-- SET TASK --
Write every line out verbatim and omit the pictures.

(Data excerpts)
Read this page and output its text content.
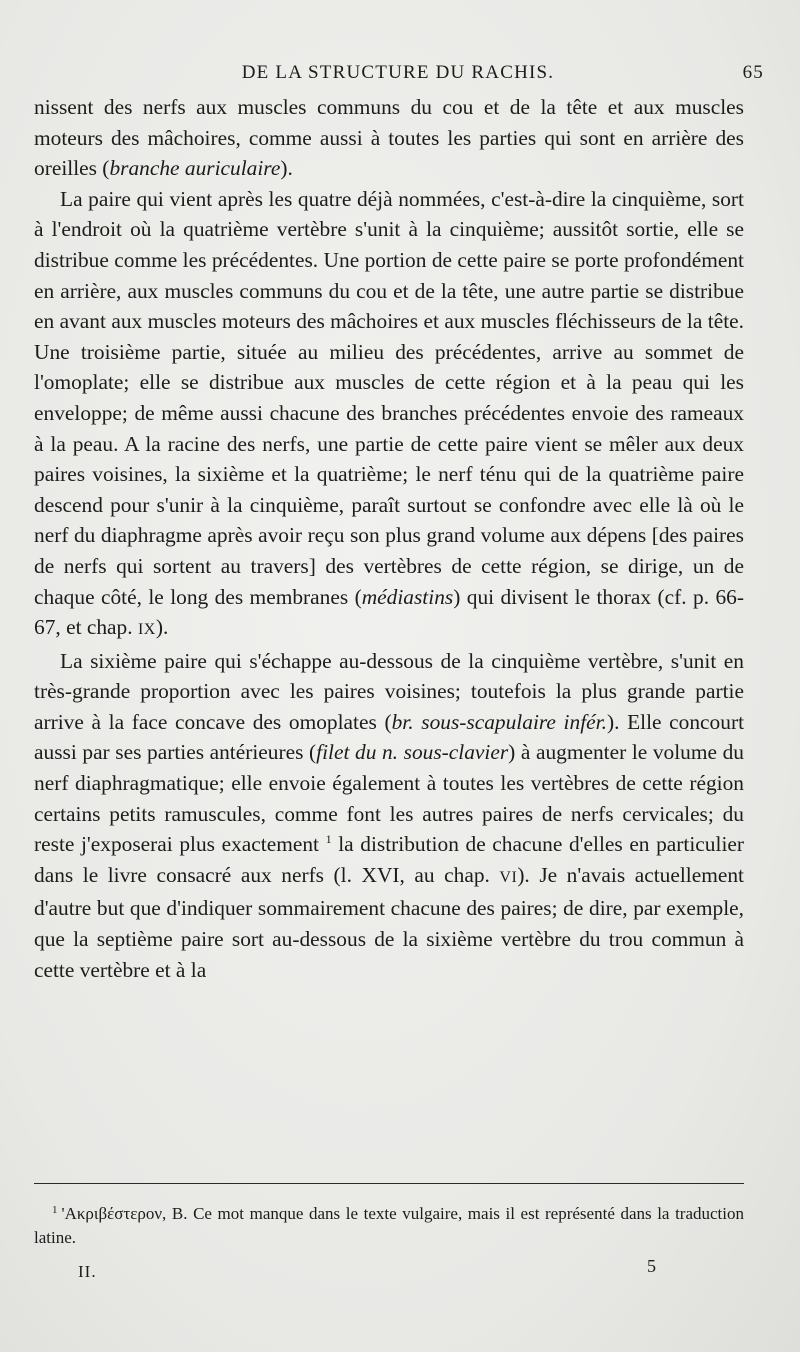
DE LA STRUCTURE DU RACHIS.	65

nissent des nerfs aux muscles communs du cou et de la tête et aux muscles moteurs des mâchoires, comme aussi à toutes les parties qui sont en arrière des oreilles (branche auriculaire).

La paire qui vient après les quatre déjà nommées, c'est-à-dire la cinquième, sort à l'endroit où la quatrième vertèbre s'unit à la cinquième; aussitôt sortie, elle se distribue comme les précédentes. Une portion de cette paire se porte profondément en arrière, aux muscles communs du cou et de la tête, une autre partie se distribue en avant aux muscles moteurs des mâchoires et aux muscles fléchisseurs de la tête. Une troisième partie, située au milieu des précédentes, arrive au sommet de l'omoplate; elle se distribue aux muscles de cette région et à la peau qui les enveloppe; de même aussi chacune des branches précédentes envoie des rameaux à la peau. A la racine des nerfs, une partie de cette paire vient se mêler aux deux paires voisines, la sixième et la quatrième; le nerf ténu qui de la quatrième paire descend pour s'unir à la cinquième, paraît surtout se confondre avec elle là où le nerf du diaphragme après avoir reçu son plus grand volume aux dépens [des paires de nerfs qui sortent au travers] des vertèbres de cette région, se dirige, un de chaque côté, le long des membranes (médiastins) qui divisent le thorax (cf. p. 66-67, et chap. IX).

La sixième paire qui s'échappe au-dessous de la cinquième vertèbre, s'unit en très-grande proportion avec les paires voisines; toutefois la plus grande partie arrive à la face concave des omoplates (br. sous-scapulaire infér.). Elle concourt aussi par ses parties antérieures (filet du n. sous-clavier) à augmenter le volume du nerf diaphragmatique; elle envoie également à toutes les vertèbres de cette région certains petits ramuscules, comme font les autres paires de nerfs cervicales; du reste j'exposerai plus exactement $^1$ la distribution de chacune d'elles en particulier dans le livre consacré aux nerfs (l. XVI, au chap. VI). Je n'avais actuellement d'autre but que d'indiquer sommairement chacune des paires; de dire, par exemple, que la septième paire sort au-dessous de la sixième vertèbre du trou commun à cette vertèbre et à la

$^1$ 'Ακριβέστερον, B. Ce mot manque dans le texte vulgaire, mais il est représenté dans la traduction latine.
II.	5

-- THE SOLUTION --
Read this page and output its text content.
DE LA STRUCTURE DU RACHIS.	65

nissent des nerfs aux muscles communs du cou et de la tête et aux muscles moteurs des mâchoires, comme aussi à toutes les parties qui sont en arrière des oreilles (branche auriculaire).

La paire qui vient après les quatre déjà nommées, c'est-à-dire la cinquième, sort à l'endroit où la quatrième vertèbre s'unit à la cinquième; aussitôt sortie, elle se distribue comme les précédentes. Une portion de cette paire se porte profondément en arrière, aux muscles communs du cou et de la tête, une autre partie se distribue en avant aux muscles moteurs des mâchoires et aux muscles fléchisseurs de la tête. Une troisième partie, située au milieu des précédentes, arrive au sommet de l'omoplate; elle se distribue aux muscles de cette région et à la peau qui les enveloppe; de même aussi chacune des branches précédentes envoie des rameaux à la peau. A la racine des nerfs, une partie de cette paire vient se mêler aux deux paires voisines, la sixième et la quatrième; le nerf ténu qui de la quatrième paire descend pour s'unir à la cinquième, paraît surtout se confondre avec elle là où le nerf du diaphragme après avoir reçu son plus grand volume aux dépens [des paires de nerfs qui sortent au travers] des vertèbres de cette région, se dirige, un de chaque côté, le long des membranes (médiastins) qui divisent le thorax (cf. p. 66-67, et chap. IX).

La sixième paire qui s'échappe au-dessous de la cinquième vertèbre, s'unit en très-grande proportion avec les paires voisines; toutefois la plus grande partie arrive à la face concave des omoplates (br. sous-scapulaire infér.). Elle concourt aussi par ses parties antérieures (filet du n. sous-clavier) à augmenter le volume du nerf diaphragmatique; elle envoie également à toutes les vertèbres de cette région certains petits ramuscules, comme font les autres paires de nerfs cervicales; du reste j'exposerai plus exactement $^1$ la distribution de chacune d'elles en particulier dans le livre consacré aux nerfs (l. XVI, au chap. VI). Je n'avais actuellement d'autre but que d'indiquer sommairement chacune des paires; de dire, par exemple, que la septième paire sort au-dessous de la sixième vertèbre du trou commun à cette vertèbre et à la

$^1$ 'Ακριβέστερον, B. Ce mot manque dans le texte vulgaire, mais il est représenté dans la traduction latine.
II.	5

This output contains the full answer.